**Problem to work on:**
Every line below that mentions the word "this" should be copied out.

··· Entries provided ···

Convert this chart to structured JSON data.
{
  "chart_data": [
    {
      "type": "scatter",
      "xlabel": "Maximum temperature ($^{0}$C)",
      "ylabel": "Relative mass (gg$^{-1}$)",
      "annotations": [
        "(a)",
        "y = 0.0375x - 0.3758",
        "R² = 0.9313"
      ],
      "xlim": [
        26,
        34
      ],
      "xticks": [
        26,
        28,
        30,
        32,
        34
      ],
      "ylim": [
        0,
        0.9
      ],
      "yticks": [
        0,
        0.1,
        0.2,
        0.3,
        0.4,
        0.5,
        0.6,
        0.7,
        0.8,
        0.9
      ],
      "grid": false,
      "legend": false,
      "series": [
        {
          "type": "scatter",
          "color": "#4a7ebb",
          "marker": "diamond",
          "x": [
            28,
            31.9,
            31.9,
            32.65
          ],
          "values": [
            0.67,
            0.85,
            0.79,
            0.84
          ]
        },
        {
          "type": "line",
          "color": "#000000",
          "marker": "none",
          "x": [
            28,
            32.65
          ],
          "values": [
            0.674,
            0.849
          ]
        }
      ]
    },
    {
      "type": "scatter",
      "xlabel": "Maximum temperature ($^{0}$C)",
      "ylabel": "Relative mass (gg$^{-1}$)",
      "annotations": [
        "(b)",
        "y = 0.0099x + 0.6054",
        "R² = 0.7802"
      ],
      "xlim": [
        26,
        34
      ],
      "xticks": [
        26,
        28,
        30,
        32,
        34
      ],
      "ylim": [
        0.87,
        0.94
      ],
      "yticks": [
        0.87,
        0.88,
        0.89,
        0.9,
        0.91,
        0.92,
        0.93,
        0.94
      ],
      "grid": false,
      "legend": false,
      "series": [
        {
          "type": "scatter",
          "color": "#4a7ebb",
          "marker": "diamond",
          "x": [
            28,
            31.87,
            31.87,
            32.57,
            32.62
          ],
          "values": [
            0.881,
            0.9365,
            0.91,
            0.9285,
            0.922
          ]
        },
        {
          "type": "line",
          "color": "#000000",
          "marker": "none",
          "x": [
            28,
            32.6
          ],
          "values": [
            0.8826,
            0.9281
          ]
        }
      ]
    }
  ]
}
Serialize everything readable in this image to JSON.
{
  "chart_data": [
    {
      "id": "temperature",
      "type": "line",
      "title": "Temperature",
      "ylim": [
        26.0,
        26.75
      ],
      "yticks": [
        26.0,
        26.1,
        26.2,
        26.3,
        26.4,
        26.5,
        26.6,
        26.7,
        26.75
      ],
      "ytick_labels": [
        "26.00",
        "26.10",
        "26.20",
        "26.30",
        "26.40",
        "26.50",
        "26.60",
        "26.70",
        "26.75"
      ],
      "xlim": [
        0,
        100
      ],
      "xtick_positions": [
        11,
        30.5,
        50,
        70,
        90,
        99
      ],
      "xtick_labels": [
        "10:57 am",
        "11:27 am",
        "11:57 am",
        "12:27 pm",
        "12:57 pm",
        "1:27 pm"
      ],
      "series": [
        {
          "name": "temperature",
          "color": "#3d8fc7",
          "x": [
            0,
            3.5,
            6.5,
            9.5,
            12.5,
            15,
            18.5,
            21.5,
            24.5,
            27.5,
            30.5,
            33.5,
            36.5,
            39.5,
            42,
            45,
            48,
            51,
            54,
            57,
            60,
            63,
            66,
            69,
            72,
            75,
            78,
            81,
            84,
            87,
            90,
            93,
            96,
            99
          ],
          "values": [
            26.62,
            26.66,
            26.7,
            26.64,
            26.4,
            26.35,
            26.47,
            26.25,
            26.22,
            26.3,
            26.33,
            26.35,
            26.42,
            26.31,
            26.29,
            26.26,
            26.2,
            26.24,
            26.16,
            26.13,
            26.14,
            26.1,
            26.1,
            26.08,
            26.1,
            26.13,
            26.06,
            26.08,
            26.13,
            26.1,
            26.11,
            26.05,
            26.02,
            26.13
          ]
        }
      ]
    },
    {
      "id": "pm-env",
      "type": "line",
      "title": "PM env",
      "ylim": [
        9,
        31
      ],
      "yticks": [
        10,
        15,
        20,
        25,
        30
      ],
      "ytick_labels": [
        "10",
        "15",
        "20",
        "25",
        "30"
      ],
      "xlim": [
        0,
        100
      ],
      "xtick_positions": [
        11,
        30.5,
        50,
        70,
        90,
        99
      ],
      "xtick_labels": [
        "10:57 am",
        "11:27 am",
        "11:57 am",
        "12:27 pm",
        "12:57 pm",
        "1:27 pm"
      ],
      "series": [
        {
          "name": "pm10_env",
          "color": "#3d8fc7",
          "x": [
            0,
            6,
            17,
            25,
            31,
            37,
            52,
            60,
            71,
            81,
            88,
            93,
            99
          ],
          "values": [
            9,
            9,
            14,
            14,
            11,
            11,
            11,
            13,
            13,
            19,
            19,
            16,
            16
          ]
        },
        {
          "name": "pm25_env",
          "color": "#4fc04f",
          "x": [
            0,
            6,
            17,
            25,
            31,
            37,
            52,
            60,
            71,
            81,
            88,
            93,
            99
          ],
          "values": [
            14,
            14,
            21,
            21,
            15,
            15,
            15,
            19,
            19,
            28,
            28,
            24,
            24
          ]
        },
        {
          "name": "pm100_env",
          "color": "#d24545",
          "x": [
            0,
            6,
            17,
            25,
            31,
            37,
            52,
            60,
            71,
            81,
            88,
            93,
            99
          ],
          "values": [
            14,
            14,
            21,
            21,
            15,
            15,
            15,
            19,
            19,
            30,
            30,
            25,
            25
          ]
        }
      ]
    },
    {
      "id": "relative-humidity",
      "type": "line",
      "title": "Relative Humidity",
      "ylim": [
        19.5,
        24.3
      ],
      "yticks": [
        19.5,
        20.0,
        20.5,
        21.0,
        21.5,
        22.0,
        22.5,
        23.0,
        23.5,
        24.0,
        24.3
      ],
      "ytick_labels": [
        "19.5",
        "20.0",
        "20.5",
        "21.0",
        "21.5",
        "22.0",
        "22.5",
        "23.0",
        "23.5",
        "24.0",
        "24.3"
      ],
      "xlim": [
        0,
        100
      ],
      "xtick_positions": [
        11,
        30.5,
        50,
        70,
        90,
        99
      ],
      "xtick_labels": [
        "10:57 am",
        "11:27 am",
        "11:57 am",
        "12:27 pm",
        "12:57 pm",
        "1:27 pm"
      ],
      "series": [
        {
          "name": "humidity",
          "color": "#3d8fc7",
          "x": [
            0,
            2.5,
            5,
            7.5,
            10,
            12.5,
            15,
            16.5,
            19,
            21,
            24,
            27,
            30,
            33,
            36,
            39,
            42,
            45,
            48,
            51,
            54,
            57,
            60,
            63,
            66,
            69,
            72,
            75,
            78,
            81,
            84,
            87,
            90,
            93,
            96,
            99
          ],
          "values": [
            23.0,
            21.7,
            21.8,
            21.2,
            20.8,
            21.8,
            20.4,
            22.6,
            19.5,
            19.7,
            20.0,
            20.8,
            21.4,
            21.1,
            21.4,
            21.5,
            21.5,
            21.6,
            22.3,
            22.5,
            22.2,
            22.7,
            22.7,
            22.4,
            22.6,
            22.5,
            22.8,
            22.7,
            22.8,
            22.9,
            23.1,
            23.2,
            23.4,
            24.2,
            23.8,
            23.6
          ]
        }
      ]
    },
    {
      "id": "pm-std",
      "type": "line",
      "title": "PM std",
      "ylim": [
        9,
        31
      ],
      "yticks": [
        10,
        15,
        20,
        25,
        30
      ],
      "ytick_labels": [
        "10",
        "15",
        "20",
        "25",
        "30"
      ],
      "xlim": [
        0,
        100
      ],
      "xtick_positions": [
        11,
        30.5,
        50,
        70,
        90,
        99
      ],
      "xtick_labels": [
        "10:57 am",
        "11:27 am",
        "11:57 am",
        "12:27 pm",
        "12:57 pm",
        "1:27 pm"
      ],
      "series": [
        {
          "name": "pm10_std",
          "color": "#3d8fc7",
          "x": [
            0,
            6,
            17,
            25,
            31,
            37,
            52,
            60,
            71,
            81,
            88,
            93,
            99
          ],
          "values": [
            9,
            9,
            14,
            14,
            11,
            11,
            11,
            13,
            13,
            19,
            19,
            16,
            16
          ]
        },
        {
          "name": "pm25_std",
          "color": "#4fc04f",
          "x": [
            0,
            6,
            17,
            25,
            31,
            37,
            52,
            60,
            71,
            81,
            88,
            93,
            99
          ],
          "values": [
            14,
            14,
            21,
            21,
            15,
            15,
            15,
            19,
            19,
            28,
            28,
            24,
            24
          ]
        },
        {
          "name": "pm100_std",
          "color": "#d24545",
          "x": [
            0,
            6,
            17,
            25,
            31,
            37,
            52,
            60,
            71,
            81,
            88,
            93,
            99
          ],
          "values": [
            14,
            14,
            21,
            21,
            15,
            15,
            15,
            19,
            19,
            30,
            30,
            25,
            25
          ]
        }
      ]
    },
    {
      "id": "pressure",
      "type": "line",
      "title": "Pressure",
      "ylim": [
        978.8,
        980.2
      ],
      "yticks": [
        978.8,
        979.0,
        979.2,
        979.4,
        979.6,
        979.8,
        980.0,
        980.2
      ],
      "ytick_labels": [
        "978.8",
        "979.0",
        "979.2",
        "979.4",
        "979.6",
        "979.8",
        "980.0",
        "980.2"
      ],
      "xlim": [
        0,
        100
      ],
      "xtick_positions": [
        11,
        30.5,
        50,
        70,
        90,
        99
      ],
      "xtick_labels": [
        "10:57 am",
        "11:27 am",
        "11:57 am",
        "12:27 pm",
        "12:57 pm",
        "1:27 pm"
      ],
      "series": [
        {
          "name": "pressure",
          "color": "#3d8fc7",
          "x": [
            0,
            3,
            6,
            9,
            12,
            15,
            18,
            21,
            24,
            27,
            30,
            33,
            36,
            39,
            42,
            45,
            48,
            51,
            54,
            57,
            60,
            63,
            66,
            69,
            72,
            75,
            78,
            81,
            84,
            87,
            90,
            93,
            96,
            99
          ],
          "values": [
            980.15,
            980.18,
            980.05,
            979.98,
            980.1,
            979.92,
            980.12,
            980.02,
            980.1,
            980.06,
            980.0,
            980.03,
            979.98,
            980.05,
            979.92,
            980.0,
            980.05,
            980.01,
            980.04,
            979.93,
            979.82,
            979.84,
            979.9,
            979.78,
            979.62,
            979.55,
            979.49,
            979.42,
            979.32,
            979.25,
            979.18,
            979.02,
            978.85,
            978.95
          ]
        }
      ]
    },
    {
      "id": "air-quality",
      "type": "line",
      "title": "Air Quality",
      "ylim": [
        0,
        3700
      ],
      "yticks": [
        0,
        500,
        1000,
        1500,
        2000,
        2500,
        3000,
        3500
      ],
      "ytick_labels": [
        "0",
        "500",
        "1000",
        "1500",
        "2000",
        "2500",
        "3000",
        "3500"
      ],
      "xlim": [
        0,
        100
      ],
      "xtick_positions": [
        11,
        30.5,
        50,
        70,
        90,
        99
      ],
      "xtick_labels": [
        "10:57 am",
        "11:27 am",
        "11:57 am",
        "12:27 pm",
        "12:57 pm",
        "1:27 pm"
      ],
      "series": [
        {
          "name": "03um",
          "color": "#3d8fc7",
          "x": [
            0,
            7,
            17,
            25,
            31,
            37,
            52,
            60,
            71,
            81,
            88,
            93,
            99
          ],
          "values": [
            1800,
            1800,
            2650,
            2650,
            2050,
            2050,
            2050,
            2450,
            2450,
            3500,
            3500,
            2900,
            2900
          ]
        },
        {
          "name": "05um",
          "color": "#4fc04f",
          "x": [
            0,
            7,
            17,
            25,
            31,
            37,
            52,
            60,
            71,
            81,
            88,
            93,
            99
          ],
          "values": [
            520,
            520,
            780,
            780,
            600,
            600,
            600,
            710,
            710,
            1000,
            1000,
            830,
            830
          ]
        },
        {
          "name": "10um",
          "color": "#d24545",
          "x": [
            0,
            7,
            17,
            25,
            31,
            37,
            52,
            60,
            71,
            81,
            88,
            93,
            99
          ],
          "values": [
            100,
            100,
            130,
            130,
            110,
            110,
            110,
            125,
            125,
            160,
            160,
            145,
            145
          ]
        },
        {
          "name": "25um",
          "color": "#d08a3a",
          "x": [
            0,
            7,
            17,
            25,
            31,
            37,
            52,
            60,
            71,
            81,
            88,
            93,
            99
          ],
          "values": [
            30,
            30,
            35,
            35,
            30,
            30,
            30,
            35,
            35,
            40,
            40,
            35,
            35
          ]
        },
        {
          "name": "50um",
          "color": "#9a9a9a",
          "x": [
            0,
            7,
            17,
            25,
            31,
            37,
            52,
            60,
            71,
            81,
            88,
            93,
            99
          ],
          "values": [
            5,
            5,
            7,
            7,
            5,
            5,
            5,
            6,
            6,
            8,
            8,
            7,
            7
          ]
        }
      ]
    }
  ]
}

···

**Final result:**
Convert this chart to structured JSON data.
Serialize everything readable in this image to JSON.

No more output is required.